Begin RECORDS FOR THE EXERCISE

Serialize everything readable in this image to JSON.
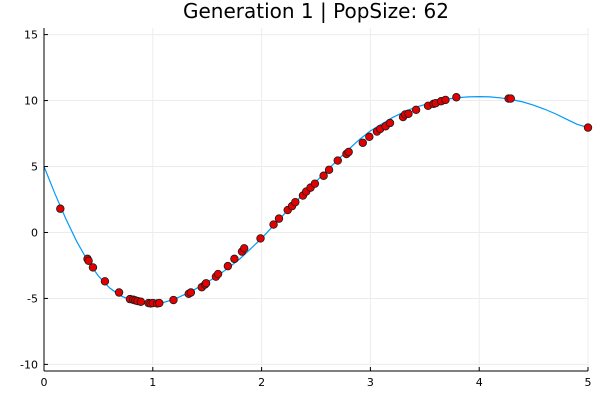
{
  "chart_data": {
    "type": "scatter",
    "title": "Generation 1 | PopSize: 62",
    "xlabel": "",
    "ylabel": "",
    "xlim": [
      0,
      5
    ],
    "ylim": [
      -10.5,
      15.5
    ],
    "x_ticks": [
      0,
      1,
      2,
      3,
      4,
      5
    ],
    "x_tick_labels": [
      "0",
      "1",
      "2",
      "3",
      "4",
      "5"
    ],
    "y_ticks": [
      -10,
      -5,
      0,
      5,
      10,
      15
    ],
    "y_tick_labels": [
      "-10",
      "-5",
      "0",
      "5",
      "10",
      "15"
    ],
    "grid": true,
    "legend": "none",
    "colors": {
      "curve": "#009af9",
      "points": "#e30000",
      "point_stroke": "#1a1a1a",
      "axis": "#000000",
      "grid": "#ececec"
    },
    "curve": {
      "x": [
        0.0,
        0.1,
        0.2,
        0.3,
        0.4,
        0.5,
        0.6,
        0.7,
        0.8,
        0.9,
        1.0,
        1.1,
        1.2,
        1.3,
        1.4,
        1.5,
        1.6,
        1.7,
        1.8,
        1.9,
        2.0,
        2.1,
        2.2,
        2.3,
        2.4,
        2.5,
        2.6,
        2.7,
        2.8,
        2.9,
        3.0,
        3.1,
        3.2,
        3.3,
        3.4,
        3.5,
        3.6,
        3.7,
        3.8,
        3.9,
        4.0,
        4.1,
        4.2,
        4.3,
        4.4,
        4.5,
        4.6,
        4.7,
        4.8,
        4.9,
        5.0
      ],
      "y": [
        5.0,
        2.95,
        1.05,
        -0.67,
        -2.13,
        -3.3,
        -4.18,
        -4.78,
        -5.14,
        -5.3,
        -5.35,
        -5.3,
        -5.05,
        -4.68,
        -4.25,
        -3.77,
        -3.25,
        -2.65,
        -2.0,
        -1.23,
        -0.45,
        0.45,
        1.33,
        2.2,
        3.05,
        3.85,
        4.7,
        5.5,
        6.3,
        7.05,
        7.7,
        8.2,
        8.7,
        9.1,
        9.45,
        9.7,
        9.95,
        10.1,
        10.22,
        10.28,
        10.3,
        10.28,
        10.2,
        10.07,
        9.9,
        9.65,
        9.35,
        9.0,
        8.6,
        8.2,
        7.95
      ]
    },
    "points": {
      "x": [
        0.15,
        0.4,
        0.41,
        0.45,
        0.56,
        0.69,
        0.79,
        0.82,
        0.84,
        0.86,
        0.89,
        0.96,
        0.98,
        1.0,
        1.04,
        1.06,
        1.19,
        1.33,
        1.35,
        1.45,
        1.48,
        1.49,
        1.58,
        1.6,
        1.69,
        1.75,
        1.82,
        1.84,
        1.99,
        2.11,
        2.16,
        2.24,
        2.28,
        2.31,
        2.38,
        2.41,
        2.45,
        2.49,
        2.57,
        2.62,
        2.7,
        2.78,
        2.8,
        2.93,
        2.99,
        3.06,
        3.09,
        3.14,
        3.18,
        3.3,
        3.32,
        3.35,
        3.42,
        3.53,
        3.58,
        3.6,
        3.65,
        3.69,
        3.79,
        4.27,
        4.29,
        5.0
      ],
      "y": [
        1.8,
        -2.0,
        -2.15,
        -2.65,
        -3.7,
        -4.55,
        -5.05,
        -5.1,
        -5.15,
        -5.2,
        -5.25,
        -5.35,
        -5.38,
        -5.35,
        -5.38,
        -5.35,
        -5.12,
        -4.65,
        -4.55,
        -4.15,
        -3.95,
        -3.85,
        -3.35,
        -3.15,
        -2.55,
        -2.0,
        -1.45,
        -1.2,
        -0.45,
        0.6,
        1.05,
        1.7,
        2.0,
        2.3,
        2.8,
        3.1,
        3.4,
        3.7,
        4.3,
        4.75,
        5.45,
        5.95,
        6.1,
        6.8,
        7.25,
        7.65,
        7.85,
        8.05,
        8.3,
        8.75,
        8.95,
        9.0,
        9.3,
        9.6,
        9.75,
        9.8,
        9.95,
        10.05,
        10.25,
        10.15,
        10.15,
        7.95
      ]
    }
  }
}
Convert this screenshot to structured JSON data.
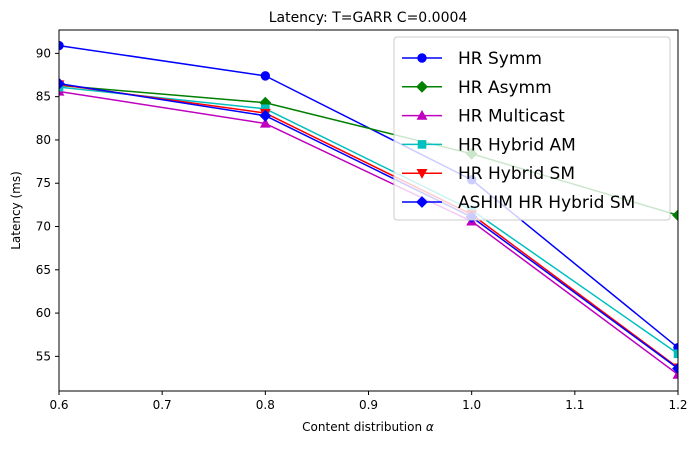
{
  "chart_data": {
    "type": "line",
    "title": "Latency: T=GARR C=0.0004",
    "xlabel": "Content distribution",
    "xlabel_symbol": "α",
    "ylabel": "Latency (ms)",
    "xlim": [
      0.6,
      1.2
    ],
    "ylim": [
      51,
      92.7
    ],
    "xticks": [
      "0.6",
      "0.7",
      "0.8",
      "0.9",
      "1.0",
      "1.1",
      "1.2"
    ],
    "yticks": [
      "55",
      "60",
      "65",
      "70",
      "75",
      "80",
      "85",
      "90"
    ],
    "grid": false,
    "legend_position": "top-right",
    "x": [
      0.6,
      0.8,
      1.0,
      1.2
    ],
    "series": [
      {
        "name": "HR Symm",
        "color": "#0000ff",
        "marker": "circle",
        "values": [
          90.9,
          87.4,
          75.4,
          56.0
        ]
      },
      {
        "name": "HR Asymm",
        "color": "#008000",
        "marker": "diamond",
        "values": [
          86.3,
          84.3,
          78.4,
          71.3
        ]
      },
      {
        "name": "HR Multicast",
        "color": "#bf00bf",
        "marker": "triangle-up",
        "values": [
          85.6,
          81.9,
          70.6,
          52.9
        ]
      },
      {
        "name": "HR Hybrid AM",
        "color": "#00bfbf",
        "marker": "square",
        "values": [
          86.1,
          83.6,
          71.9,
          55.3
        ]
      },
      {
        "name": "HR Hybrid SM",
        "color": "#ff0000",
        "marker": "triangle-down",
        "values": [
          86.4,
          83.1,
          71.4,
          53.7
        ]
      },
      {
        "name": "ASHIM HR Hybrid SM",
        "color": "#0000ff",
        "marker": "diamond",
        "values": [
          86.5,
          82.8,
          71.1,
          53.6
        ]
      }
    ]
  }
}
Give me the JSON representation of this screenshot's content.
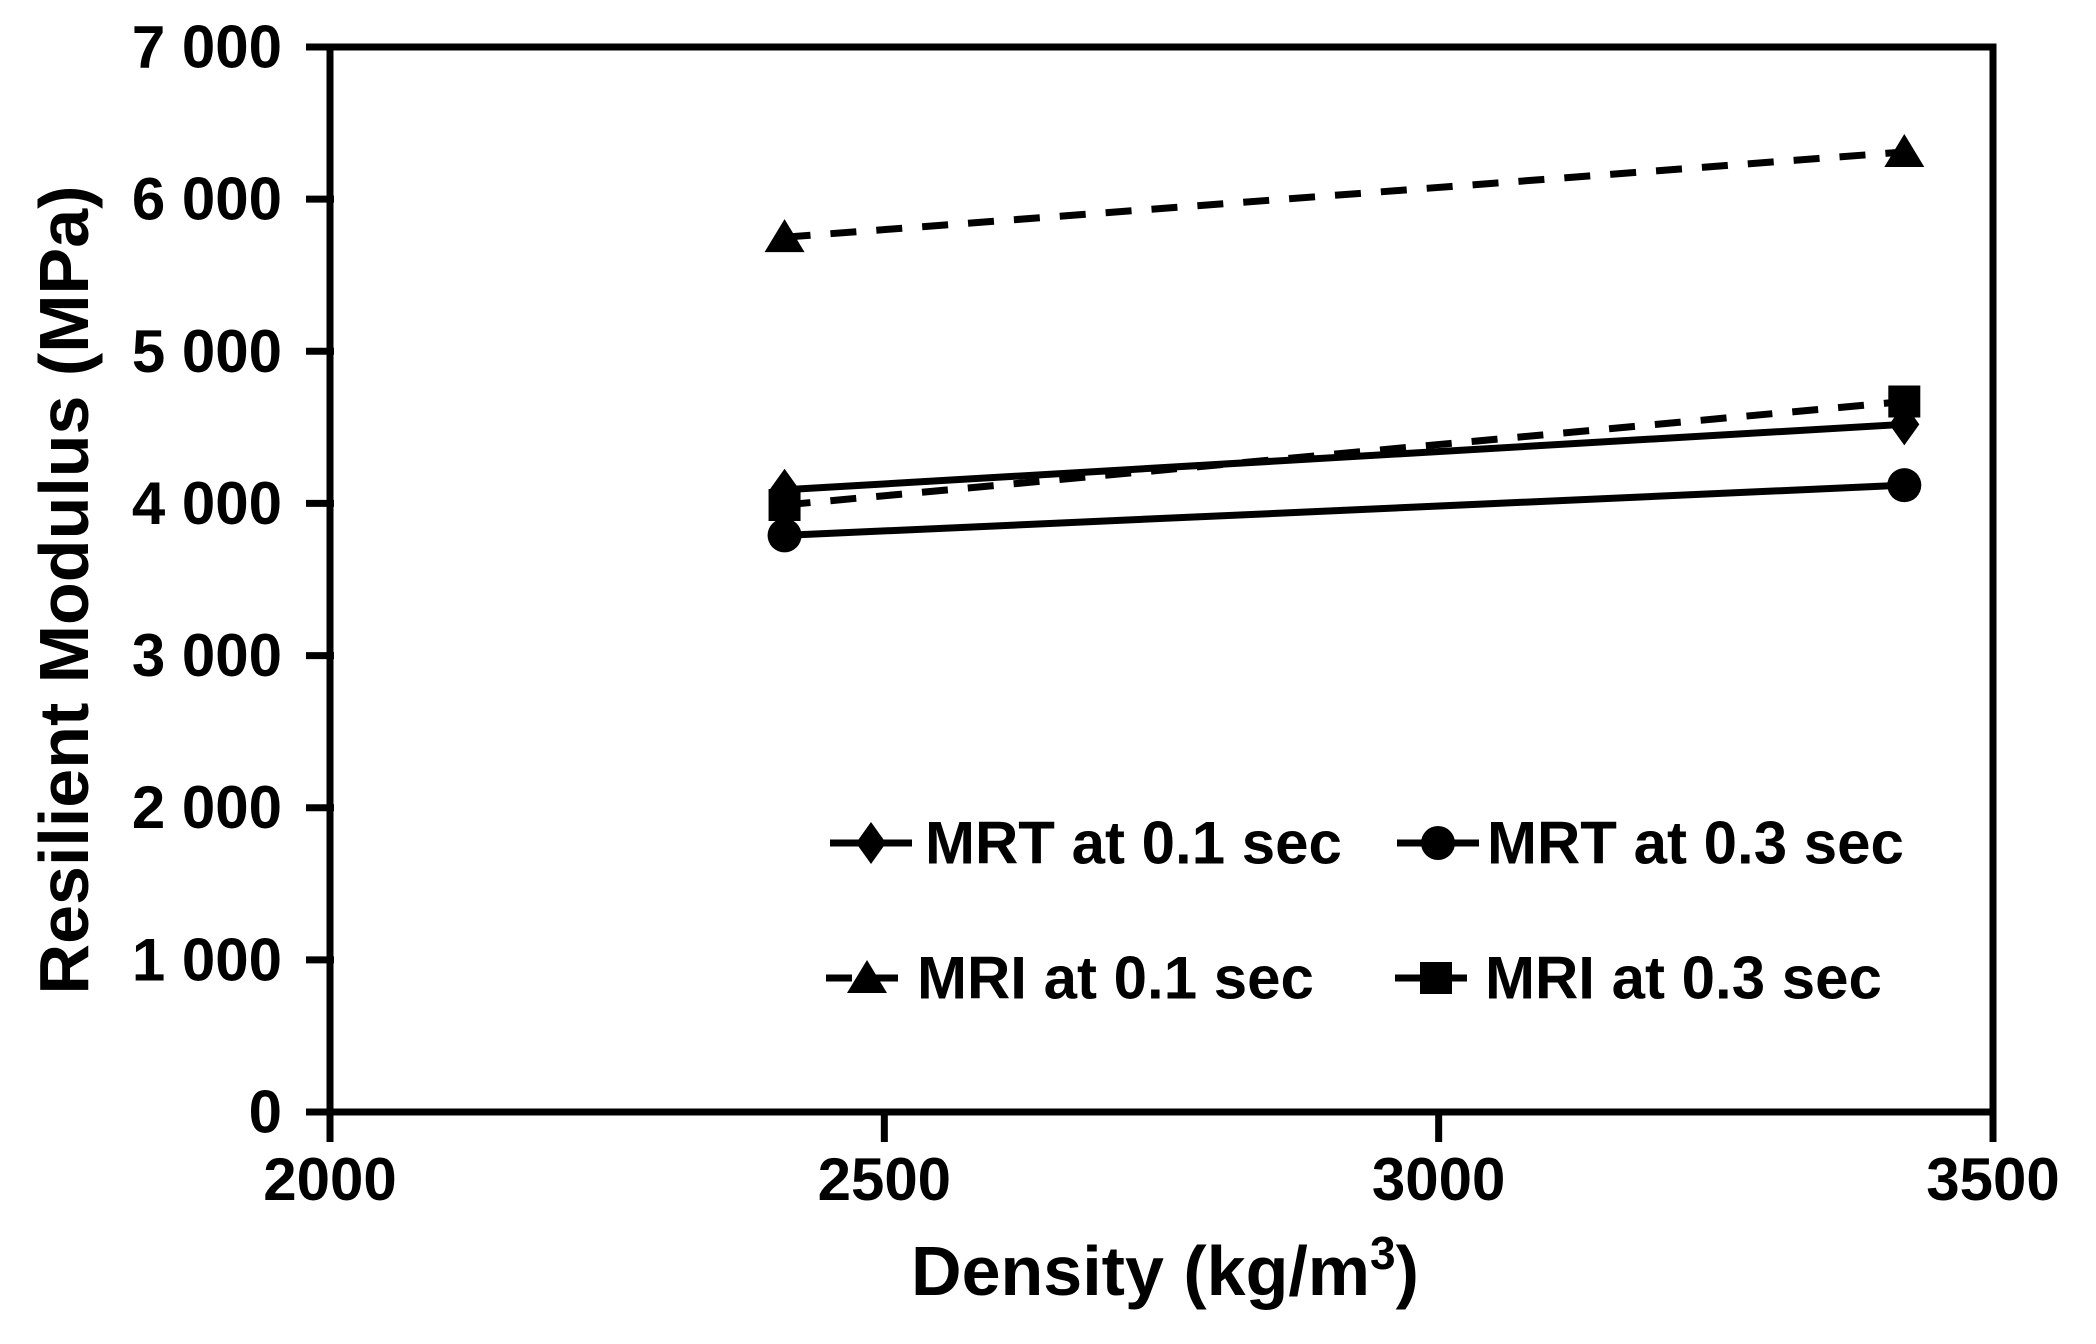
{
  "figure": {
    "background_color": "#ffffff",
    "ink_color": "#000000"
  },
  "chart_data": {
    "type": "line",
    "title": "",
    "xlabel": "Density (kg/m³)",
    "xlabel_parts": {
      "main": "Density (kg/m",
      "sup": "3",
      "close": ")"
    },
    "ylabel": "Resilient Modulus (MPa)",
    "xlim": [
      2000,
      3500
    ],
    "ylim": [
      0,
      7000
    ],
    "x_ticks": [
      2000,
      2500,
      3000,
      3500
    ],
    "x_tick_labels": [
      "2000",
      "2500",
      "3000",
      "3500"
    ],
    "y_ticks": [
      0,
      1000,
      2000,
      3000,
      4000,
      5000,
      6000,
      7000
    ],
    "y_tick_labels": [
      "0",
      "1 000",
      "2 000",
      "3 000",
      "4 000",
      "5 000",
      "6 000",
      "7 000"
    ],
    "grid": false,
    "legend_position": "inside lower-center, 2 columns",
    "series": [
      {
        "name": "MRT at 0.1 sec",
        "marker": "diamond",
        "line": "solid",
        "x": [
          2410,
          3420
        ],
        "y": [
          4090,
          4520
        ]
      },
      {
        "name": "MRT at 0.3 sec",
        "marker": "circle",
        "line": "solid",
        "x": [
          2410,
          3420
        ],
        "y": [
          3790,
          4120
        ]
      },
      {
        "name": "MRI at 0.1 sec",
        "marker": "triangle",
        "line": "dashed",
        "x": [
          2410,
          3420
        ],
        "y": [
          5750,
          6310
        ]
      },
      {
        "name": "MRI at 0.3 sec",
        "marker": "square",
        "line": "dashed",
        "x": [
          2410,
          3420
        ],
        "y": [
          3990,
          4670
        ]
      }
    ],
    "legend_order": [
      0,
      1,
      2,
      3
    ]
  }
}
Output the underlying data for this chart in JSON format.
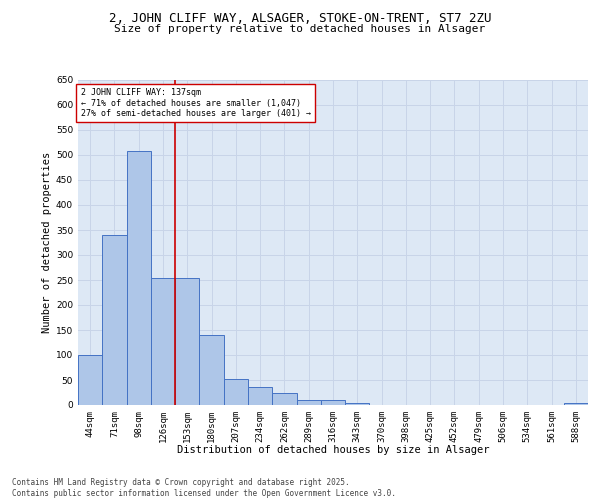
{
  "title1": "2, JOHN CLIFF WAY, ALSAGER, STOKE-ON-TRENT, ST7 2ZU",
  "title2": "Size of property relative to detached houses in Alsager",
  "xlabel": "Distribution of detached houses by size in Alsager",
  "ylabel": "Number of detached properties",
  "categories": [
    "44sqm",
    "71sqm",
    "98sqm",
    "126sqm",
    "153sqm",
    "180sqm",
    "207sqm",
    "234sqm",
    "262sqm",
    "289sqm",
    "316sqm",
    "343sqm",
    "370sqm",
    "398sqm",
    "425sqm",
    "452sqm",
    "479sqm",
    "506sqm",
    "534sqm",
    "561sqm",
    "588sqm"
  ],
  "values": [
    100,
    340,
    507,
    255,
    255,
    140,
    53,
    37,
    25,
    10,
    10,
    5,
    0,
    0,
    0,
    0,
    0,
    0,
    0,
    0,
    5
  ],
  "bar_color": "#aec6e8",
  "bar_edge_color": "#4472c4",
  "vline_color": "#cc0000",
  "annotation_text": "2 JOHN CLIFF WAY: 137sqm\n← 71% of detached houses are smaller (1,047)\n27% of semi-detached houses are larger (401) →",
  "annotation_box_color": "#ffffff",
  "annotation_box_edge": "#cc0000",
  "ylim": [
    0,
    650
  ],
  "yticks": [
    0,
    50,
    100,
    150,
    200,
    250,
    300,
    350,
    400,
    450,
    500,
    550,
    600,
    650
  ],
  "grid_color": "#c8d4e8",
  "background_color": "#dde8f5",
  "footer1": "Contains HM Land Registry data © Crown copyright and database right 2025.",
  "footer2": "Contains public sector information licensed under the Open Government Licence v3.0.",
  "title1_fontsize": 9,
  "title2_fontsize": 8,
  "xlabel_fontsize": 7.5,
  "ylabel_fontsize": 7.5,
  "tick_fontsize": 6.5,
  "footer_fontsize": 5.5,
  "ann_fontsize": 6.0
}
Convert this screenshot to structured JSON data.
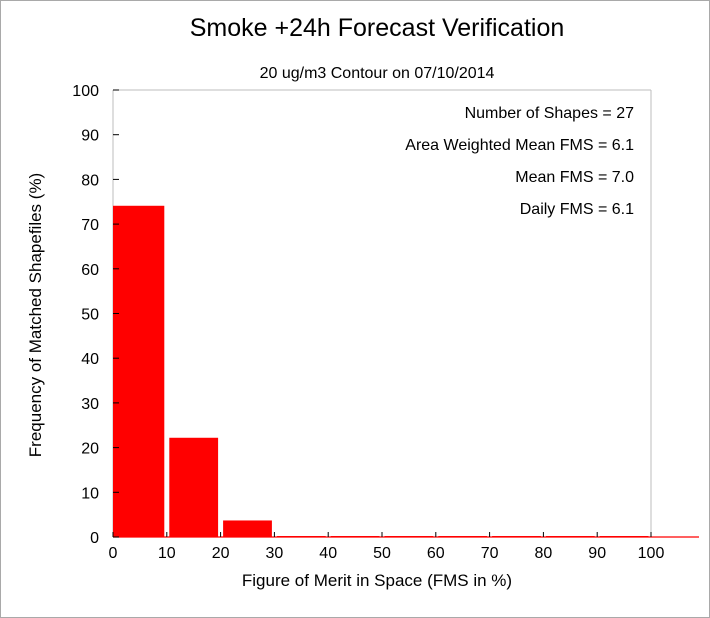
{
  "chart_data": {
    "type": "bar",
    "title": "Smoke +24h Forecast Verification",
    "subtitle": "20 ug/m3 Contour on 07/10/2014",
    "xlabel": "Figure of Merit in Space (FMS in %)",
    "ylabel": "Frequency of Matched Shapefiles (%)",
    "bin_edges": [
      0,
      10,
      20,
      30,
      40,
      50,
      60,
      70,
      80,
      90,
      100
    ],
    "values": [
      74.1,
      22.2,
      3.7,
      0,
      0,
      0,
      0,
      0,
      0,
      0
    ],
    "xlim": [
      0,
      100
    ],
    "ylim": [
      0,
      100
    ],
    "xticks": [
      "0",
      "10",
      "20",
      "30",
      "40",
      "50",
      "60",
      "70",
      "80",
      "90",
      "100"
    ],
    "yticks": [
      "0",
      "10",
      "20",
      "30",
      "40",
      "50",
      "60",
      "70",
      "80",
      "90",
      "100"
    ],
    "annotations": [
      "Number of Shapes = 27",
      "Area Weighted Mean FMS = 6.1",
      "Mean FMS = 7.0",
      "Daily FMS = 6.1"
    ],
    "bar_color": "#ff0000",
    "grid": false
  }
}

End RECORDS FOR THE EXERCISE

GIVEN EXERCISE: Collect each line containing the string "detached".

OUTPUT FOR THIS TASK:
  "title2": "Size of property relative to detached houses in Alsager",
  "xlabel": "Distribution of detached houses by size in Alsager",
  "ylabel": "Number of detached properties",
  "annotation_text": "2 JOHN CLIFF WAY: 137sqm\n← 71% of detached houses are smaller (1,047)\n27% of semi-detached houses are larger (401) →",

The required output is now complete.